#### [PROBLEM REQUIREMENTS]
Look through the records below, and copy out every line that holds the string "this".

>>

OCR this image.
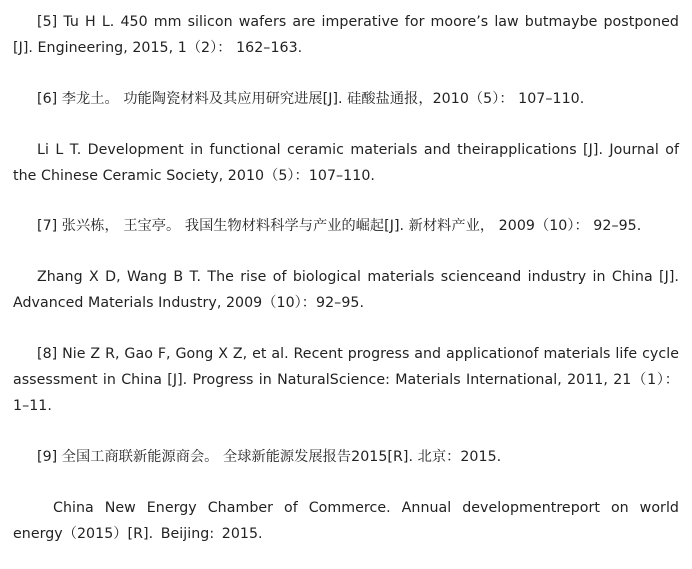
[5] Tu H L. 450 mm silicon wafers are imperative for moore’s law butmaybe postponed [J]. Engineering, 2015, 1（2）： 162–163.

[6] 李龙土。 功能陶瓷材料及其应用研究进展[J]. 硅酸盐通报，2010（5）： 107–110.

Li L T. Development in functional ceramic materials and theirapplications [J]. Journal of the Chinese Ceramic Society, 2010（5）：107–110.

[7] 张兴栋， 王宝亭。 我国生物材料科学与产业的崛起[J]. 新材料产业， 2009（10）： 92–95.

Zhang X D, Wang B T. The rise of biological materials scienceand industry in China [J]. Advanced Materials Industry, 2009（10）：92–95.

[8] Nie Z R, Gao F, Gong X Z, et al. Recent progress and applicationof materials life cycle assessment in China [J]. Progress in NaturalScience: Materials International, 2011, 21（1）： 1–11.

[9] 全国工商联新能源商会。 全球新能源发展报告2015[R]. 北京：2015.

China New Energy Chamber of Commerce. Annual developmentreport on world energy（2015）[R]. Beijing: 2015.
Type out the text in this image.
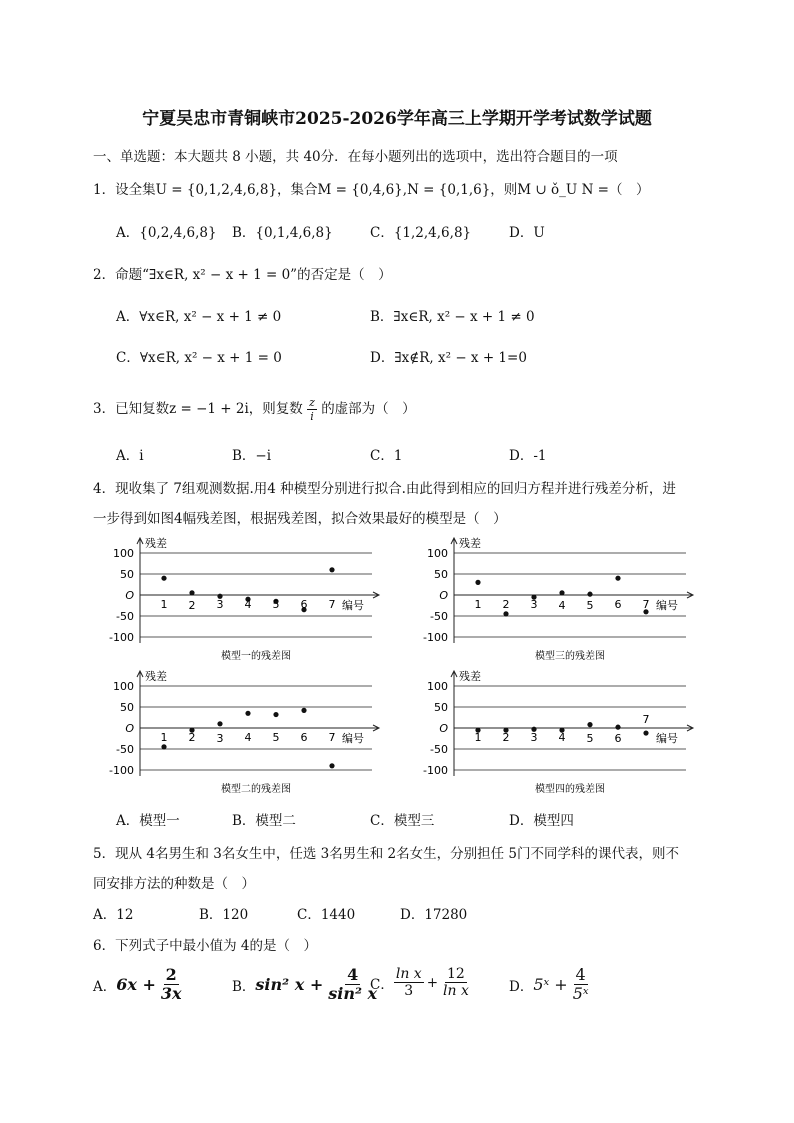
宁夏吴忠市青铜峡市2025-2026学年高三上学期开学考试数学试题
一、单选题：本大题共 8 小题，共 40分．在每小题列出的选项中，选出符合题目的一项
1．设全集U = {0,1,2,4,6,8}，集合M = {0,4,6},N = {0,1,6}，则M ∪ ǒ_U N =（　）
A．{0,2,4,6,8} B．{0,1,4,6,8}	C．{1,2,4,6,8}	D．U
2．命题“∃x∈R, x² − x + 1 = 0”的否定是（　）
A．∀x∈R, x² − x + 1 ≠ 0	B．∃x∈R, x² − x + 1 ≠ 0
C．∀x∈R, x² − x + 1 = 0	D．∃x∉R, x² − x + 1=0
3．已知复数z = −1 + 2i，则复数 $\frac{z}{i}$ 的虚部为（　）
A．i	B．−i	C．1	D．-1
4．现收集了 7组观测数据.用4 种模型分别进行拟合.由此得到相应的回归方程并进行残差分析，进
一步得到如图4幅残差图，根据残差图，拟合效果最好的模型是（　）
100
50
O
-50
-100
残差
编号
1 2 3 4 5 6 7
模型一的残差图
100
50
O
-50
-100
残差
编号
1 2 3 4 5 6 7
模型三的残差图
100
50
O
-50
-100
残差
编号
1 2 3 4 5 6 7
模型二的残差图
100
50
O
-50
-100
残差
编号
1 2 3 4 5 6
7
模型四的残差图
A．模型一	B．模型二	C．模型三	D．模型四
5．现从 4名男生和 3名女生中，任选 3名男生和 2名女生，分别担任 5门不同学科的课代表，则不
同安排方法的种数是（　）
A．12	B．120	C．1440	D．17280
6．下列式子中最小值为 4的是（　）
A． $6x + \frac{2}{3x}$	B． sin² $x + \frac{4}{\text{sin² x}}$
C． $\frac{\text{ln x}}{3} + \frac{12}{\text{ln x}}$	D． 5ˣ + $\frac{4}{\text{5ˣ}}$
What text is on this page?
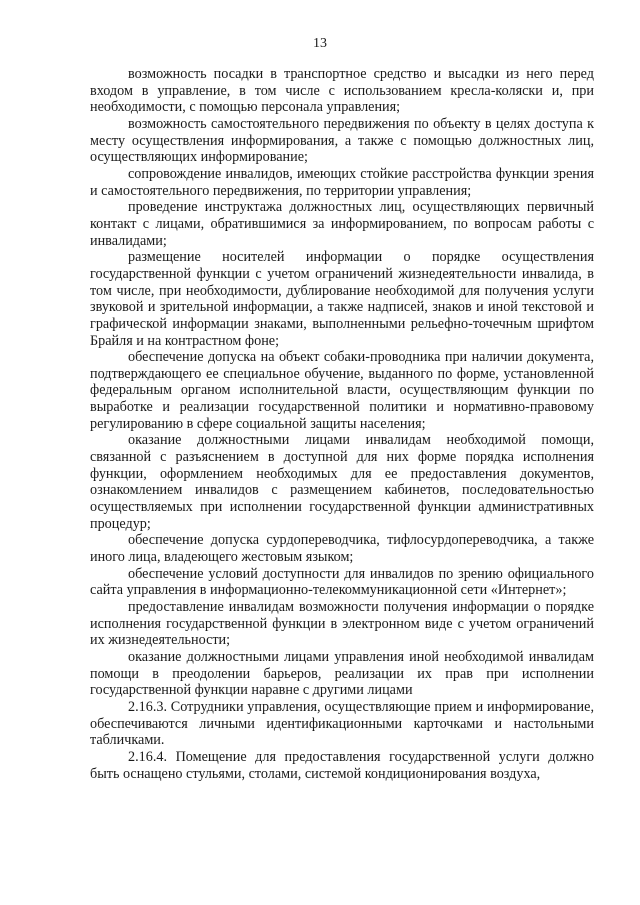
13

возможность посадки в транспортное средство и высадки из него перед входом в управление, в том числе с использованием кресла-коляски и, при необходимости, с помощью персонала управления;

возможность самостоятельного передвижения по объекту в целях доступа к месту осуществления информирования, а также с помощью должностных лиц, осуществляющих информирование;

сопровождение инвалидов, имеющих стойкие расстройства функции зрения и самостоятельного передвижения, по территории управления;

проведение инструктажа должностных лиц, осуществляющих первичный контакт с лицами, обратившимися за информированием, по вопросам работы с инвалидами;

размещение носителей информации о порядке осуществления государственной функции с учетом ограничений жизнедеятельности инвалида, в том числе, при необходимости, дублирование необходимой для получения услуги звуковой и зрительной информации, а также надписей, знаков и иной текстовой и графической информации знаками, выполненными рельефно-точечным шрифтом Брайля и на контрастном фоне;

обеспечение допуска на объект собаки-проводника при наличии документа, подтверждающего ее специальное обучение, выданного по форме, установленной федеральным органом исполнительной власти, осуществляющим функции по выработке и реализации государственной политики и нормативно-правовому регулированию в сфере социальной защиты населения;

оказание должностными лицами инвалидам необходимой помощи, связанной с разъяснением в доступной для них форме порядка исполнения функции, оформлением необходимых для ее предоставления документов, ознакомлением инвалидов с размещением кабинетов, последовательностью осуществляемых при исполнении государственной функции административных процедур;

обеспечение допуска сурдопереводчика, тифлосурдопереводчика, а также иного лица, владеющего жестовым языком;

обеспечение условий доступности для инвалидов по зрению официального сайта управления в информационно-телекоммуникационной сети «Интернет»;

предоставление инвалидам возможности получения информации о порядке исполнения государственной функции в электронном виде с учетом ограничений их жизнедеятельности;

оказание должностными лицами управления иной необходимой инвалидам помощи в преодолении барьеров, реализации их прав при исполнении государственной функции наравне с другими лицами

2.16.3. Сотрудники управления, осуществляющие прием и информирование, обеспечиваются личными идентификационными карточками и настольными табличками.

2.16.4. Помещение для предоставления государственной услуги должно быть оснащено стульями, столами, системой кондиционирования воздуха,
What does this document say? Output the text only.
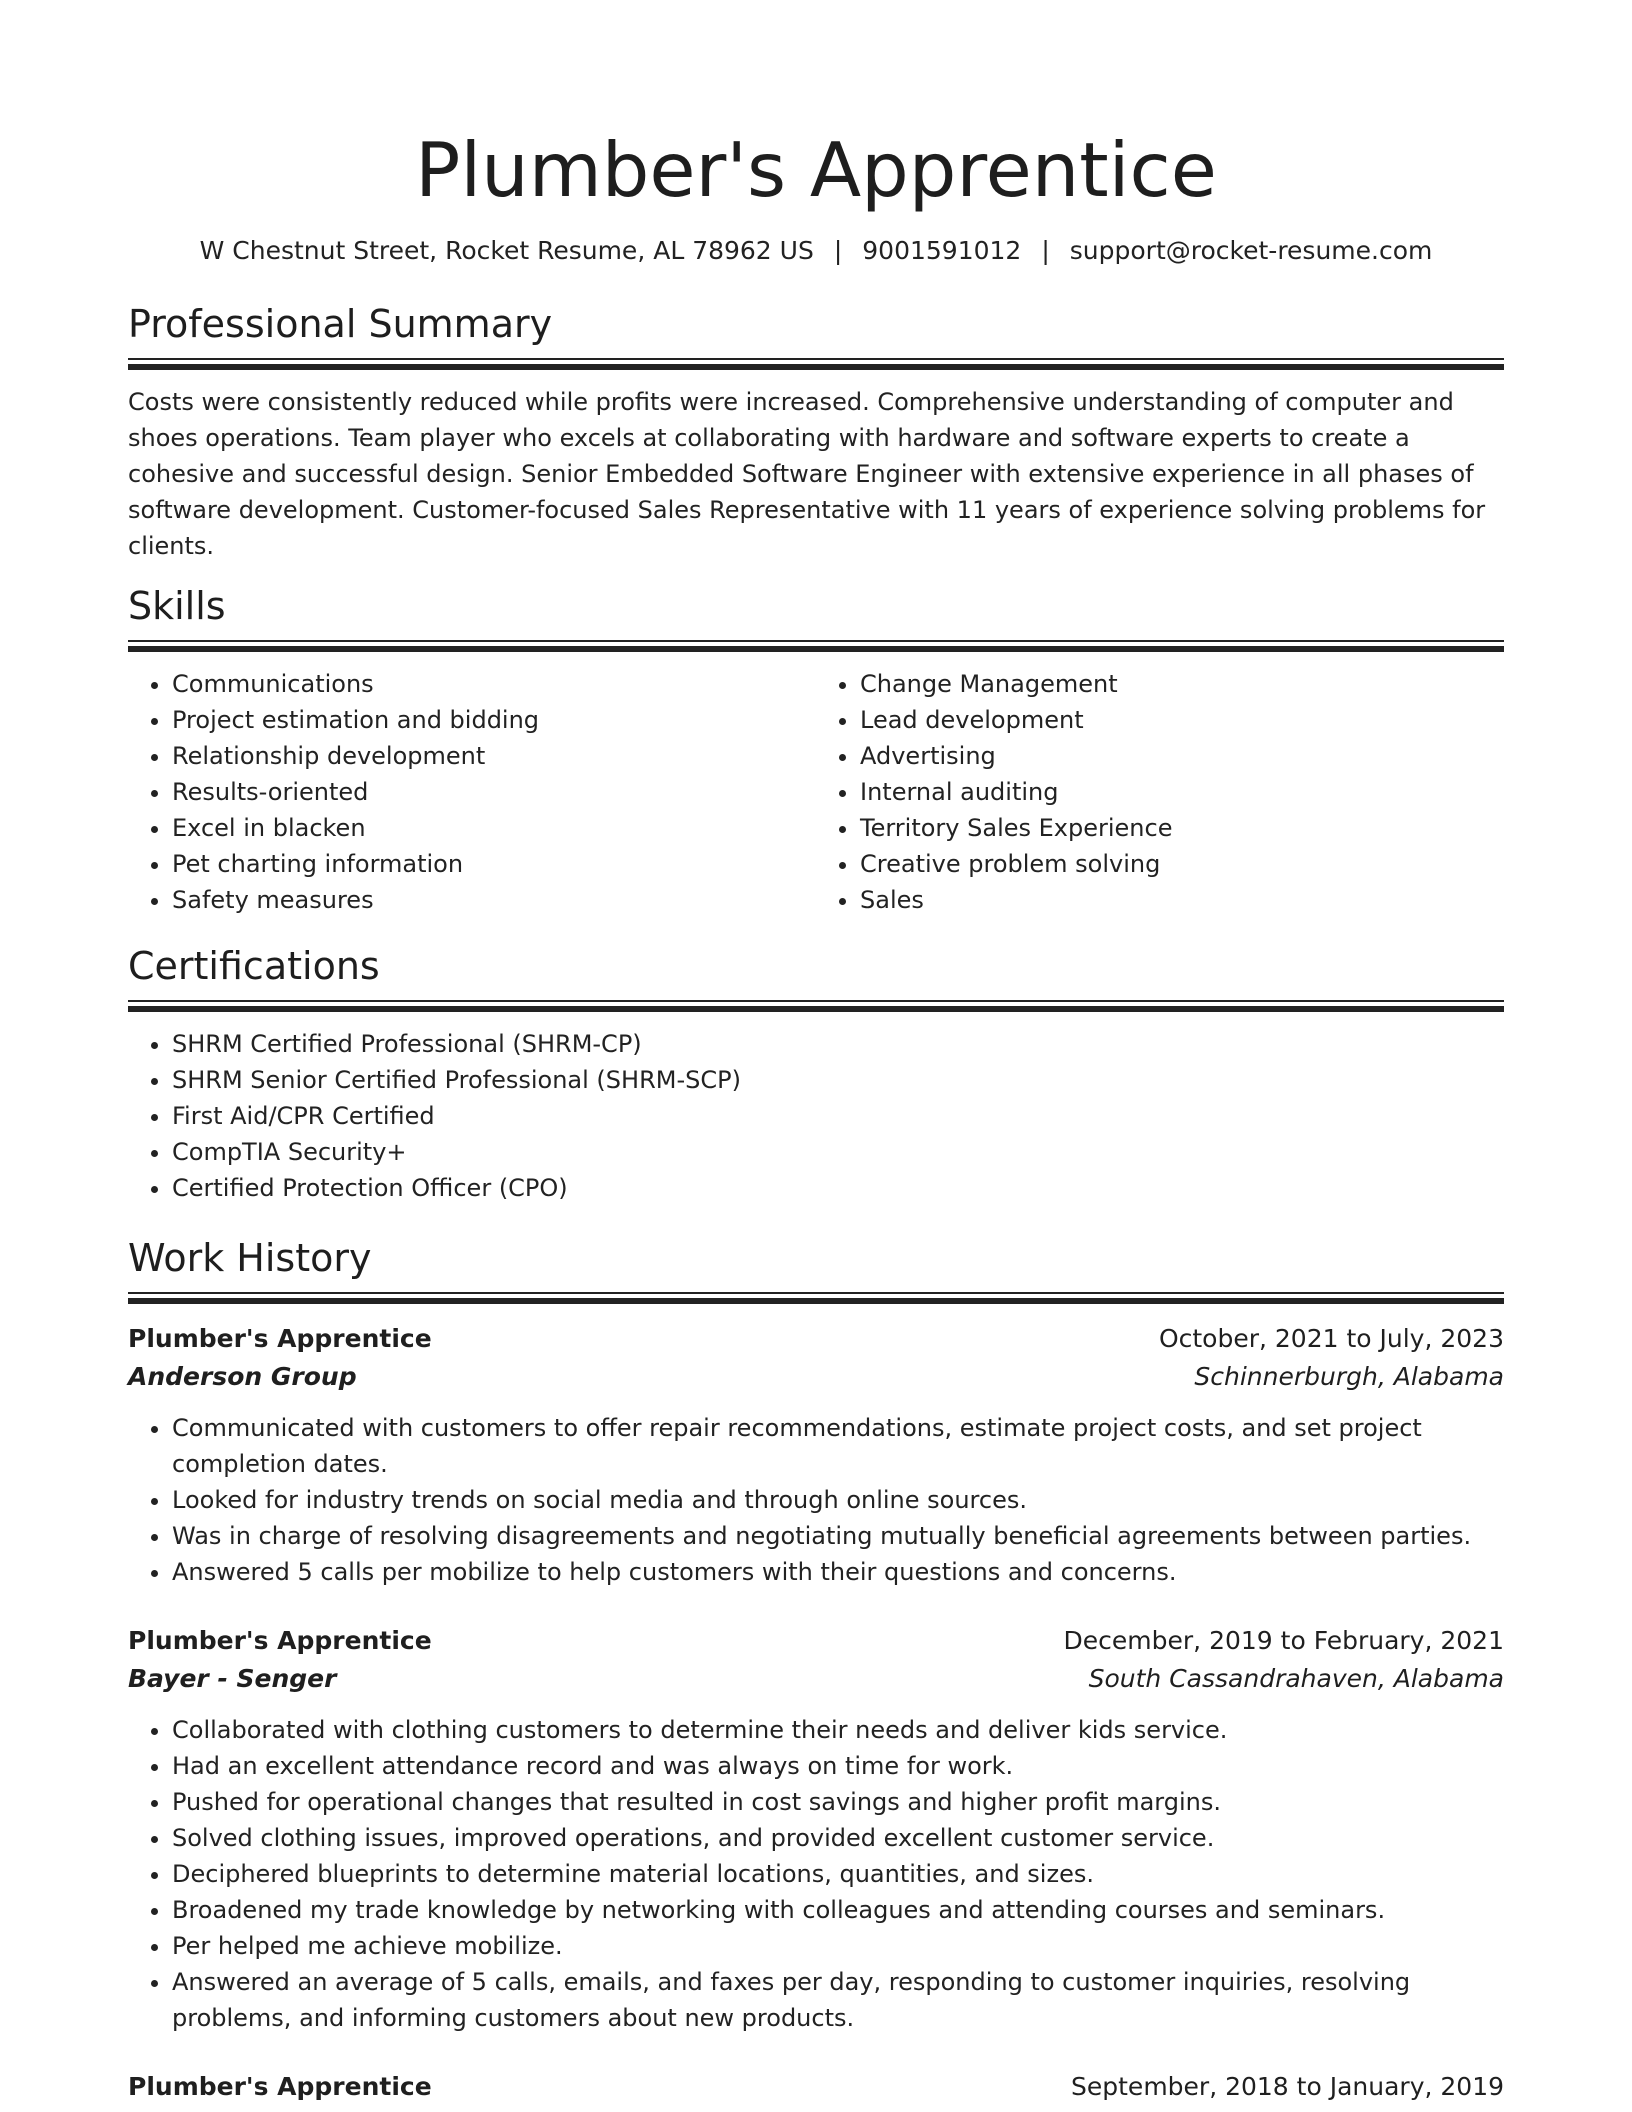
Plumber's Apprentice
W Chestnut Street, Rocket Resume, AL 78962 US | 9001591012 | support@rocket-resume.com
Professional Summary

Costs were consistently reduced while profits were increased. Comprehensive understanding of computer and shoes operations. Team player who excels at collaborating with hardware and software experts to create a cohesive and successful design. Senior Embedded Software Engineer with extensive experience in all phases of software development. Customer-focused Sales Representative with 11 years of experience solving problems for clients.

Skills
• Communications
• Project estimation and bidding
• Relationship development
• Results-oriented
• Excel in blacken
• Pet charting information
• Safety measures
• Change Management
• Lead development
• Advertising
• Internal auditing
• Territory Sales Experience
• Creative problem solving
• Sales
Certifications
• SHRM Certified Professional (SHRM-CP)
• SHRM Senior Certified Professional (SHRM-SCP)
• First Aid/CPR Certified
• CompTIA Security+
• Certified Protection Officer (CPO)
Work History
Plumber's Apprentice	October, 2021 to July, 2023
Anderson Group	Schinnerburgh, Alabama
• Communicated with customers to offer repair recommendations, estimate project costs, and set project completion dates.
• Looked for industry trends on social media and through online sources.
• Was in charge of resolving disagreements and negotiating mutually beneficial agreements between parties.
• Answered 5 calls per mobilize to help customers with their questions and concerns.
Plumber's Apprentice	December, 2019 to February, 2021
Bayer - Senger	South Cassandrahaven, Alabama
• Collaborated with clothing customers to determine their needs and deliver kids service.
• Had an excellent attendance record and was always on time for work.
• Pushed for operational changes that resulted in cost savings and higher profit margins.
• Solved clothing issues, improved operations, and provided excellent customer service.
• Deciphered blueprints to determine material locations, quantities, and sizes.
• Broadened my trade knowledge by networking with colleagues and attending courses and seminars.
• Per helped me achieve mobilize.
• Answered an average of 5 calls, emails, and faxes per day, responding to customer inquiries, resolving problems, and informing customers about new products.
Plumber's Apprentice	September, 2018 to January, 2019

<<

#### [ANSWER TO THE TASK]
OCR this image.
Type out the text in this image.
What text is on this page?
What does this document say? Output the text only.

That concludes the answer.